• _Your goal_:
Answer with the number of lines in the listing below that contain the word "Hosüne", and nothing else.

==== Data entries

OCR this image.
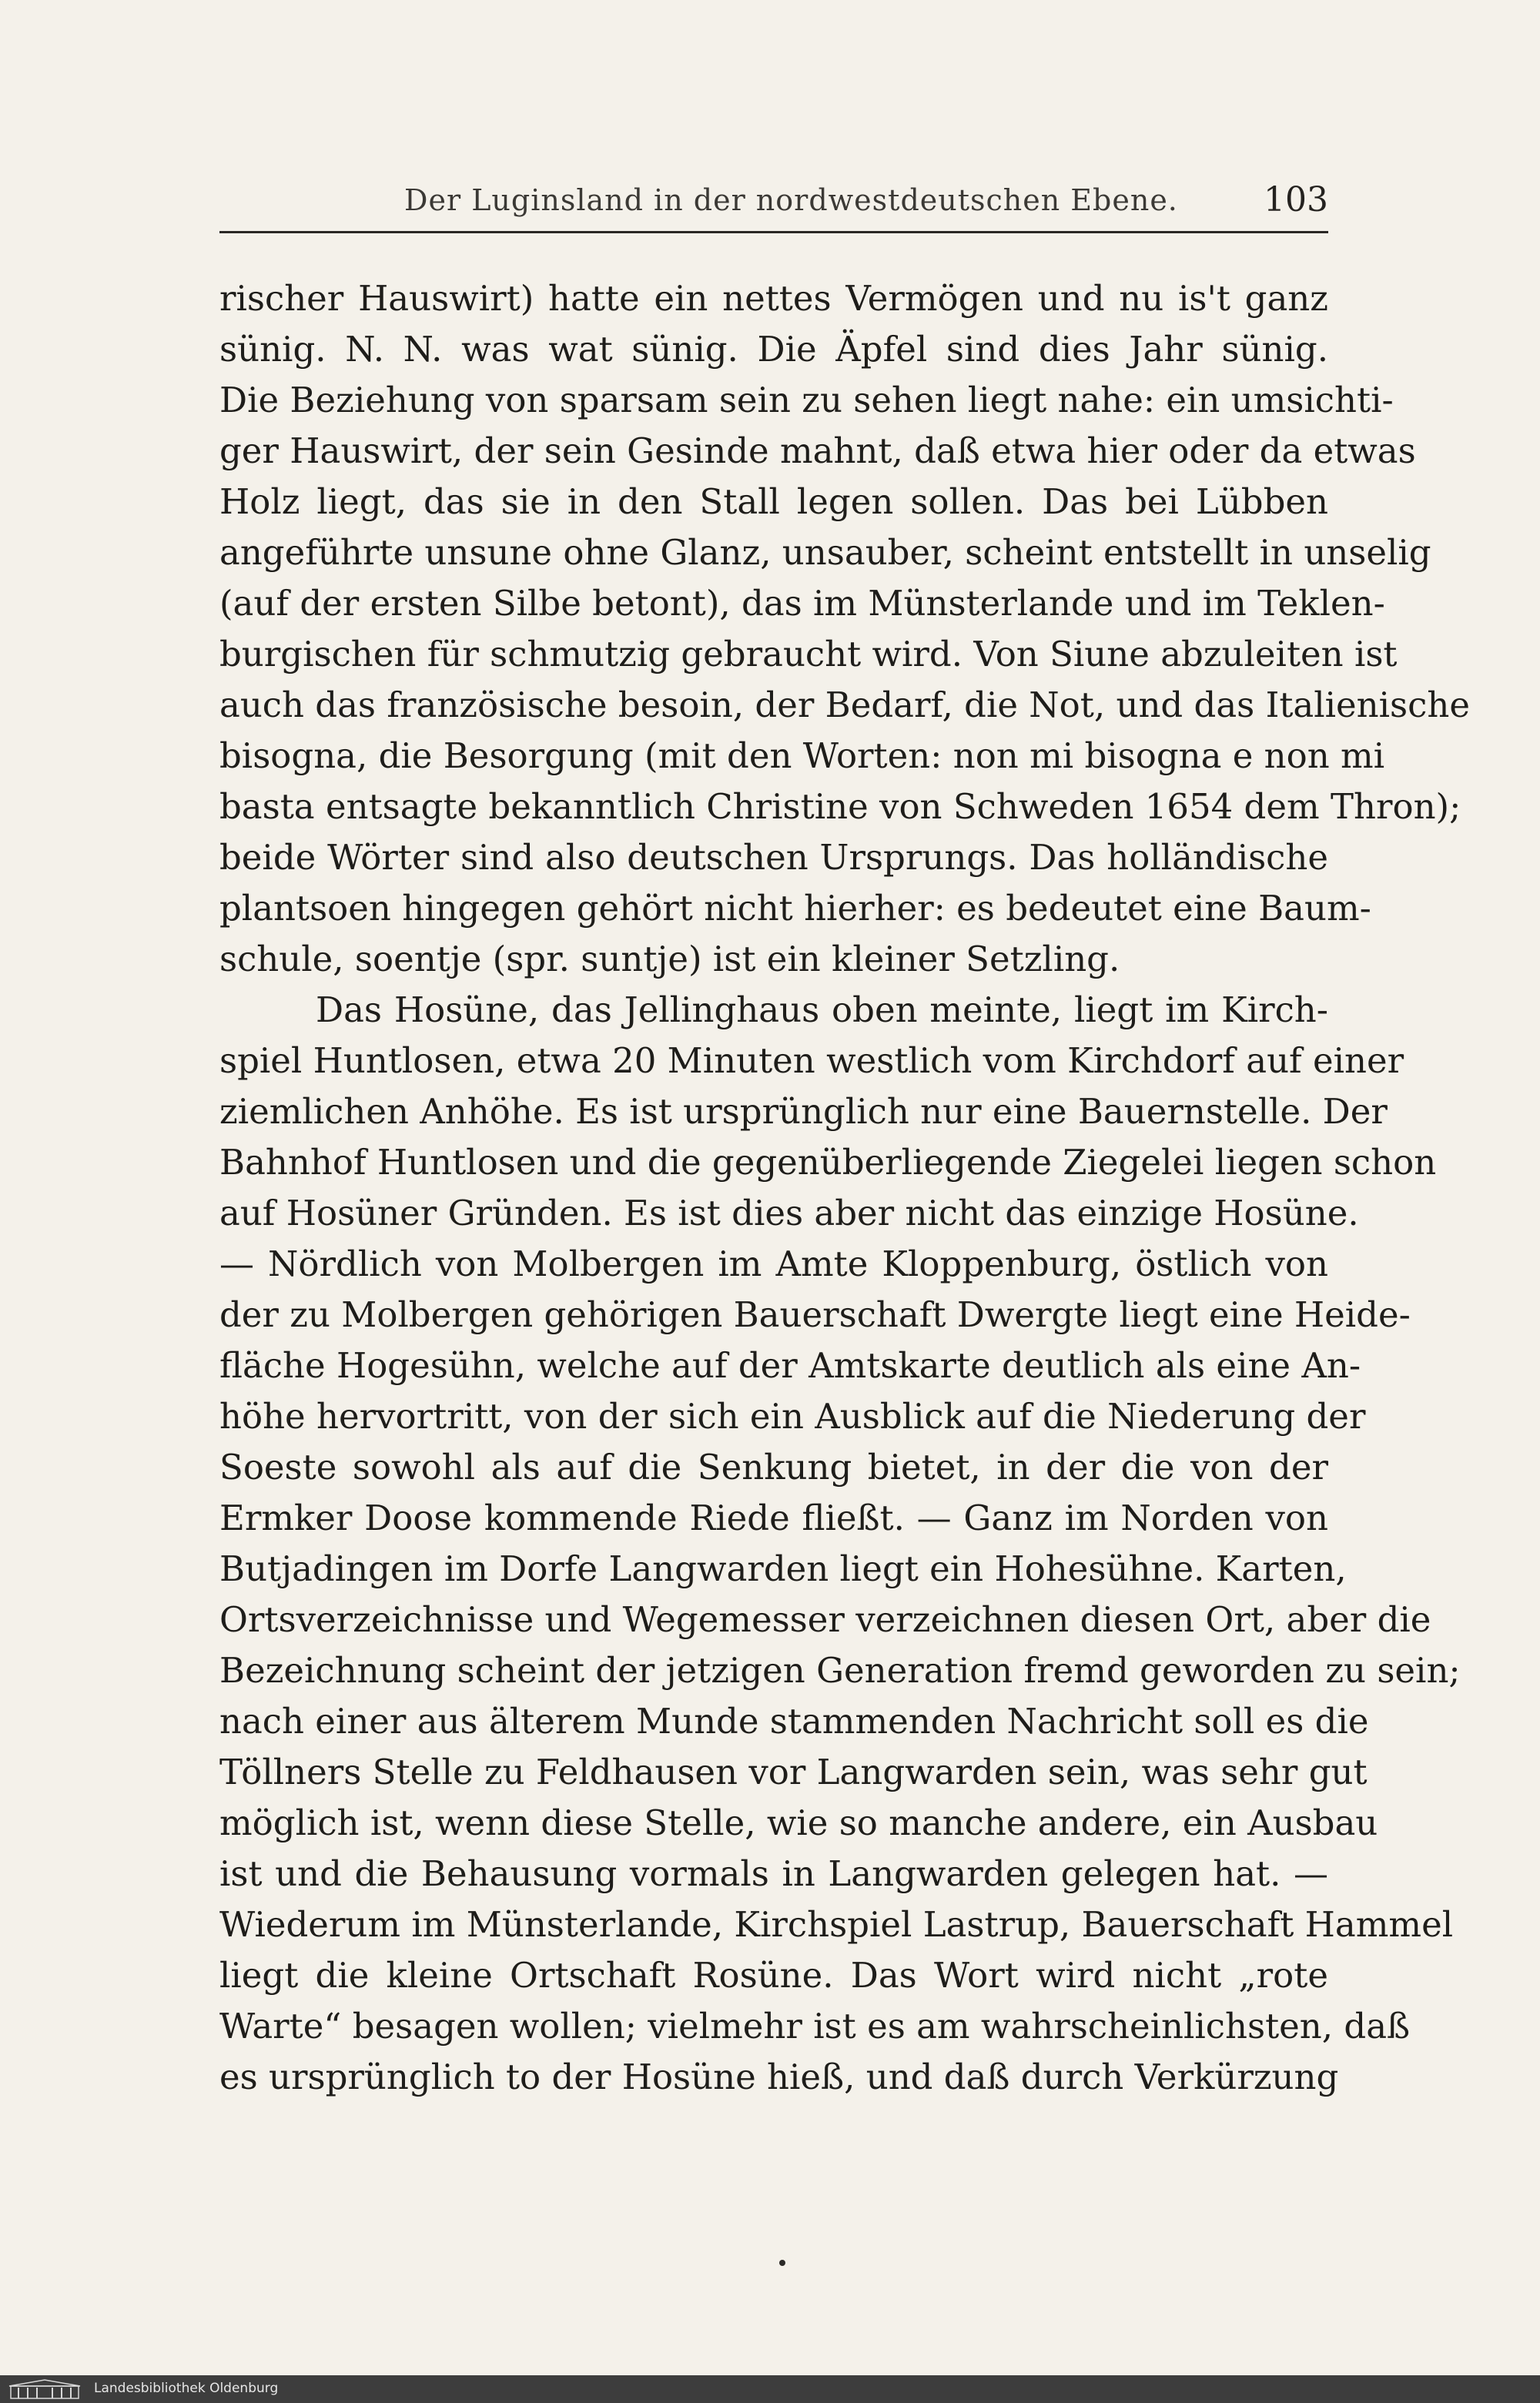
Der Luginsland in der nordwestdeutschen Ebene.	103
rischer Hauswirt) hatte ein nettes Vermögen und nu is't ganz
sünig. N. N. was wat sünig. Die Äpfel sind dies Jahr sünig.
Die Beziehung von sparsam sein zu sehen liegt nahe: ein umsichti-
ger Hauswirt, der sein Gesinde mahnt, daß etwa hier oder da etwas
Holz liegt, das sie in den Stall legen sollen. Das bei Lübben
angeführte unsune ohne Glanz, unsauber, scheint entstellt in unselig
(auf der ersten Silbe betont), das im Münsterlande und im Teklen-
burgischen für schmutzig gebraucht wird. Von Siune abzuleiten ist
auch das französische besoin, der Bedarf, die Not, und das Italienische
bisogna, die Besorgung (mit den Worten: non mi bisogna e non mi
basta entsagte bekanntlich Christine von Schweden 1654 dem Thron);
beide Wörter sind also deutschen Ursprungs. Das holländische
plantsoen hingegen gehört nicht hierher: es bedeutet eine Baum-
schule, soentje (spr. suntje) ist ein kleiner Setzling.
Das Hosüne, das Jellinghaus oben meinte, liegt im Kirch-
spiel Huntlosen, etwa 20 Minuten westlich vom Kirchdorf auf einer
ziemlichen Anhöhe. Es ist ursprünglich nur eine Bauernstelle. Der
Bahnhof Huntlosen und die gegenüberliegende Ziegelei liegen schon
auf Hosüner Gründen. Es ist dies aber nicht das einzige Hosüne.
— Nördlich von Molbergen im Amte Kloppenburg, östlich von
der zu Molbergen gehörigen Bauerschaft Dwergte liegt eine Heide-
fläche Hogesühn, welche auf der Amtskarte deutlich als eine An-
höhe hervortritt, von der sich ein Ausblick auf die Niederung der
Soeste sowohl als auf die Senkung bietet, in der die von der
Ermker Doose kommende Riede fließt. — Ganz im Norden von
Butjadingen im Dorfe Langwarden liegt ein Hohesühne. Karten,
Ortsverzeichnisse und Wegemesser verzeichnen diesen Ort, aber die
Bezeichnung scheint der jetzigen Generation fremd geworden zu sein;
nach einer aus älterem Munde stammenden Nachricht soll es die
Töllners Stelle zu Feldhausen vor Langwarden sein, was sehr gut
möglich ist, wenn diese Stelle, wie so manche andere, ein Ausbau
ist und die Behausung vormals in Langwarden gelegen hat. —
Wiederum im Münsterlande, Kirchspiel Lastrup, Bauerschaft Hammel
liegt die kleine Ortschaft Rosüne. Das Wort wird nicht „rote
Warte“ besagen wollen; vielmehr ist es am wahrscheinlichsten, daß
es ursprünglich to der Hosüne hieß, und daß durch Verkürzung
Landesbibliothek Oldenburg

========

• _Output of the exercise_:
3